▶ **AIM OF THE TASK**
Below are some records. Copy every line in them that holds "must".

▶ **RECORDS FOR PROCESSING**
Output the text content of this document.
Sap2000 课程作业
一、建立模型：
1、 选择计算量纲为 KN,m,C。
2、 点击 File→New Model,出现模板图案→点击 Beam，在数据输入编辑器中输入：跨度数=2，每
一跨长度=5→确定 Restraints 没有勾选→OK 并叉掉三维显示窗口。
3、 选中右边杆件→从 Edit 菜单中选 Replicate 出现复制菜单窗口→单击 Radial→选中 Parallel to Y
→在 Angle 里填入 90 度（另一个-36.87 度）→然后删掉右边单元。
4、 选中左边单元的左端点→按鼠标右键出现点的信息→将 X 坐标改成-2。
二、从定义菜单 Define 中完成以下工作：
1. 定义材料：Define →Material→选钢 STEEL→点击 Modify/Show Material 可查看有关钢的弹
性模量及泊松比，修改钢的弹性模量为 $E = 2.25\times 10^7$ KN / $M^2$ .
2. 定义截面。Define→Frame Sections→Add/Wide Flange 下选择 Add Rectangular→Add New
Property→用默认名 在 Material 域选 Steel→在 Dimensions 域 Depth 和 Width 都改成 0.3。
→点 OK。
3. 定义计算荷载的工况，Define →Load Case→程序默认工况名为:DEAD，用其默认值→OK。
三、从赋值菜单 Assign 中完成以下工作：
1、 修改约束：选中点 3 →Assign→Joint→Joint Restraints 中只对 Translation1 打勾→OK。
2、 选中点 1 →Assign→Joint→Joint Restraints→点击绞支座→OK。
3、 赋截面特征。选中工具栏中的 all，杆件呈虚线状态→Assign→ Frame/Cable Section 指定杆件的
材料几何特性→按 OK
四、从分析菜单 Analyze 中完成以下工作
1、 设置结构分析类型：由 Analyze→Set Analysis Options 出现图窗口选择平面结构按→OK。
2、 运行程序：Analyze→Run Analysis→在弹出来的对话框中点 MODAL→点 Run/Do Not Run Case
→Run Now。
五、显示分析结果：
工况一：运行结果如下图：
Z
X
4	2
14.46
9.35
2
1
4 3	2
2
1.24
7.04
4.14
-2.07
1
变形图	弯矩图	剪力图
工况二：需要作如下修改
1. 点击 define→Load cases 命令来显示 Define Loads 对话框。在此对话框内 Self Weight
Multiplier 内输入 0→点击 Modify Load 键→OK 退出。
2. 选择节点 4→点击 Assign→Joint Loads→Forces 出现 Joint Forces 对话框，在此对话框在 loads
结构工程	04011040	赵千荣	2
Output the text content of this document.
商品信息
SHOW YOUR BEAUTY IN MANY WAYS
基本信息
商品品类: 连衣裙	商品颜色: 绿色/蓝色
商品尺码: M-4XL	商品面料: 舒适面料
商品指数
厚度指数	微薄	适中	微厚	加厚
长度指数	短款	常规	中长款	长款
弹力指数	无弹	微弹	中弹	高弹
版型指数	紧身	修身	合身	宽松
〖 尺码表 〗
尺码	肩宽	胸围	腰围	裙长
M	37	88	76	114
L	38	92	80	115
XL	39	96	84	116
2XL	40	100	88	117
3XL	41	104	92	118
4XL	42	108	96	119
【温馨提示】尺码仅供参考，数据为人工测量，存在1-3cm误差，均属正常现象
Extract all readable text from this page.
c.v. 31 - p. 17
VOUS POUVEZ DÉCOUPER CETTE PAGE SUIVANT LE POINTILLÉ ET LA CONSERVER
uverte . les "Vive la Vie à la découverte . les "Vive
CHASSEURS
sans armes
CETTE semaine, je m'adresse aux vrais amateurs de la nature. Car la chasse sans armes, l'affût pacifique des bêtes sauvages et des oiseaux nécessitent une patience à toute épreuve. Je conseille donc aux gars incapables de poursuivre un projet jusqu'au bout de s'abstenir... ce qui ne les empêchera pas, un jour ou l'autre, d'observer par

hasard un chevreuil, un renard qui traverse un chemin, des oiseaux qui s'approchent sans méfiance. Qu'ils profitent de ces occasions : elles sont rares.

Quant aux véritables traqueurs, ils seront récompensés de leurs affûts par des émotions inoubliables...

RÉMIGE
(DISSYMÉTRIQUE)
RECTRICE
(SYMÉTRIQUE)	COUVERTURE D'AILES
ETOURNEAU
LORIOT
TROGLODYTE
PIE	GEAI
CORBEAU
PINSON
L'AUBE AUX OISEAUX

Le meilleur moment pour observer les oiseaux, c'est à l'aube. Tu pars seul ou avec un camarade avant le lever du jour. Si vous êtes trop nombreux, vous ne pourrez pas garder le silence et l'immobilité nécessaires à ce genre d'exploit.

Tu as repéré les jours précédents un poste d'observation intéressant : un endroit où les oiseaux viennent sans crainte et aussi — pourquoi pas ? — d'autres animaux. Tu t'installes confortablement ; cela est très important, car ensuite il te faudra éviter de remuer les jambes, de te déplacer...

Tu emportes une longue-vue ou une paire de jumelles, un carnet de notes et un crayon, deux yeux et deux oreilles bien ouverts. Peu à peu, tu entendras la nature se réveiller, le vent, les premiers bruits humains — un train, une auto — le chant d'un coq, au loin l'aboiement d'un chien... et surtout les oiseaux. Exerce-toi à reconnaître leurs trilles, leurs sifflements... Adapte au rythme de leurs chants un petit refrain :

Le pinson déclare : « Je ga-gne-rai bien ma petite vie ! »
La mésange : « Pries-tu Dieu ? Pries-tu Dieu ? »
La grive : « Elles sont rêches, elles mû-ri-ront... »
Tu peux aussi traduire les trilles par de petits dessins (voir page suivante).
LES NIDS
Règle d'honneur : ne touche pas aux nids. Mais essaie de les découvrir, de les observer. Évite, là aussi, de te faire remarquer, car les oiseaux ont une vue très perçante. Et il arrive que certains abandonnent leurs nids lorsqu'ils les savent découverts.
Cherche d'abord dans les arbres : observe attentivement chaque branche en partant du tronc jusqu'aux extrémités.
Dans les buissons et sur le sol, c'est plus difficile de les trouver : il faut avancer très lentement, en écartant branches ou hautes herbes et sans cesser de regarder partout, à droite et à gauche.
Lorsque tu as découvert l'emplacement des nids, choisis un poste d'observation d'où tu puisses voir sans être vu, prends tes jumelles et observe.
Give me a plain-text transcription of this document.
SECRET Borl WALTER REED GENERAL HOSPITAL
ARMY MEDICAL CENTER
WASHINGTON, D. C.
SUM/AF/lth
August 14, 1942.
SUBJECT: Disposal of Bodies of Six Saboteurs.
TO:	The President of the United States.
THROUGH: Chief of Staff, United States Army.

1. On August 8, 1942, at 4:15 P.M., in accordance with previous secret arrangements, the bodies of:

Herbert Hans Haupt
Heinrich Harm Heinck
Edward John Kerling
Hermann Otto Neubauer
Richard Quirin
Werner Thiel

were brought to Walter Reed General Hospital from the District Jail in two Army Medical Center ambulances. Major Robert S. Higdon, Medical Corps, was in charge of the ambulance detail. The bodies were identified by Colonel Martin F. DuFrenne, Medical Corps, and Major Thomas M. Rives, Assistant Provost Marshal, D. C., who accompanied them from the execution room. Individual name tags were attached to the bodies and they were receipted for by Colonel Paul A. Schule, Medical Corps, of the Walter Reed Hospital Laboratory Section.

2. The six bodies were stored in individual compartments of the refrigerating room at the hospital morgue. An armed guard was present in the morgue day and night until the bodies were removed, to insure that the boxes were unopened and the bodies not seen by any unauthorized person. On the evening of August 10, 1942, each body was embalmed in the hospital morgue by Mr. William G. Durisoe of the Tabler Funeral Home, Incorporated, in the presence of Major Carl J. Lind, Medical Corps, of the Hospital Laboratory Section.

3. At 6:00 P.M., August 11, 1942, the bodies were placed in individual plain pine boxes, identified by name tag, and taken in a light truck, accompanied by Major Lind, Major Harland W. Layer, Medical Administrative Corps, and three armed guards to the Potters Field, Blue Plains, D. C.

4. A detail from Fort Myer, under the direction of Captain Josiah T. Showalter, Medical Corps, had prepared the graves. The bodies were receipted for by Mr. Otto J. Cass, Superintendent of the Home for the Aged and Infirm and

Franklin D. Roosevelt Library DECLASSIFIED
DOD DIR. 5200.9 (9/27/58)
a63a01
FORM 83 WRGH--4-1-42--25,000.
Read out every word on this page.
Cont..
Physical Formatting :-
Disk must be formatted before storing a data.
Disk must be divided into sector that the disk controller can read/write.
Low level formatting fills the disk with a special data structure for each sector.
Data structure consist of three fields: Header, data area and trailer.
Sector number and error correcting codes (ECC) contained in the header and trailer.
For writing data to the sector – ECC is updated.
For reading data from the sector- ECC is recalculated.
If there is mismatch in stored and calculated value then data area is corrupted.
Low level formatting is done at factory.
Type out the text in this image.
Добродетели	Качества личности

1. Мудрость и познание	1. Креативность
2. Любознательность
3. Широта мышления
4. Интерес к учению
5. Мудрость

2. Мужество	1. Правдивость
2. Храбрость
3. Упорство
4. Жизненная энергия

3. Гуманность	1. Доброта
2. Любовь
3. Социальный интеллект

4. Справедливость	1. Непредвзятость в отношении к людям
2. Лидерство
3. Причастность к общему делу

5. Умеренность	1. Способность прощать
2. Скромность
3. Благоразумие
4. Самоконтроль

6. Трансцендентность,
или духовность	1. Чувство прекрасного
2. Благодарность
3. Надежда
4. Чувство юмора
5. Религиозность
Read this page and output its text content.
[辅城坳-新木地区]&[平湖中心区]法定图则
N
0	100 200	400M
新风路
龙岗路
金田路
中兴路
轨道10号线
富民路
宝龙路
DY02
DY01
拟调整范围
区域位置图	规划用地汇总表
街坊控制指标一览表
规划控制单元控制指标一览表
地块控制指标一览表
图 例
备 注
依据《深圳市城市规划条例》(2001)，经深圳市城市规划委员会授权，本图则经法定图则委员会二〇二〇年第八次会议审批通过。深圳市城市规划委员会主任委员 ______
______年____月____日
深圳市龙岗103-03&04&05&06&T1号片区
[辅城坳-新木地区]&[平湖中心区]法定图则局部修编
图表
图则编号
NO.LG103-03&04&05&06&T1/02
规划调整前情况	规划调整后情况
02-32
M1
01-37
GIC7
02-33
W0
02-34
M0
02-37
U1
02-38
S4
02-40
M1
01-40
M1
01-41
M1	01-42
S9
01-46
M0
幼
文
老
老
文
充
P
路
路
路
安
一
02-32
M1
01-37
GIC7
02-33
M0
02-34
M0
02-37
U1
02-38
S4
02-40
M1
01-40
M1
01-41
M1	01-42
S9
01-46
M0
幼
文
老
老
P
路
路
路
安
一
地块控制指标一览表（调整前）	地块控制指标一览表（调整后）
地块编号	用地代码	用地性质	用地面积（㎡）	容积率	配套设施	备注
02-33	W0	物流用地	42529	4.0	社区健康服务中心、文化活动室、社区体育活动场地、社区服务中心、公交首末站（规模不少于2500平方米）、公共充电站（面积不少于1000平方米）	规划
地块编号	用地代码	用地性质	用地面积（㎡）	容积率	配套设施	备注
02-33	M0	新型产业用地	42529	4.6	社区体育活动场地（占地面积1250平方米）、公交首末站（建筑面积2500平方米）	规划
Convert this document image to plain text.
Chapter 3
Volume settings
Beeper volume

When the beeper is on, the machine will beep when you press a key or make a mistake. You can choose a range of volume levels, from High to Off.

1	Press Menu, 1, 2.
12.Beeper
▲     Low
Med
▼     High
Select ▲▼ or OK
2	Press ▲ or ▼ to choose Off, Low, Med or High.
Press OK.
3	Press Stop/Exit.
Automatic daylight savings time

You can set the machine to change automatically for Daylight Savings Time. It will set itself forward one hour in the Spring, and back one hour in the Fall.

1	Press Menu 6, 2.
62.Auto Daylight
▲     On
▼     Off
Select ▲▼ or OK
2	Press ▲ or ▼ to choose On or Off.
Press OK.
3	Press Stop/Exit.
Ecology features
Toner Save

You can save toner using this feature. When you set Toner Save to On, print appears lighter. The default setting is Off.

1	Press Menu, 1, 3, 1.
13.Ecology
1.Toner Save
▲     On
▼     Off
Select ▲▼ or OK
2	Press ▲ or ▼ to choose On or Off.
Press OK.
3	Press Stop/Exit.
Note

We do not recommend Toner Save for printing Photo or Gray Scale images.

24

▶ **RESPONSE**
Disk must be formatted before storing a data.
Disk must be divided into sector that the disk controller can read/write.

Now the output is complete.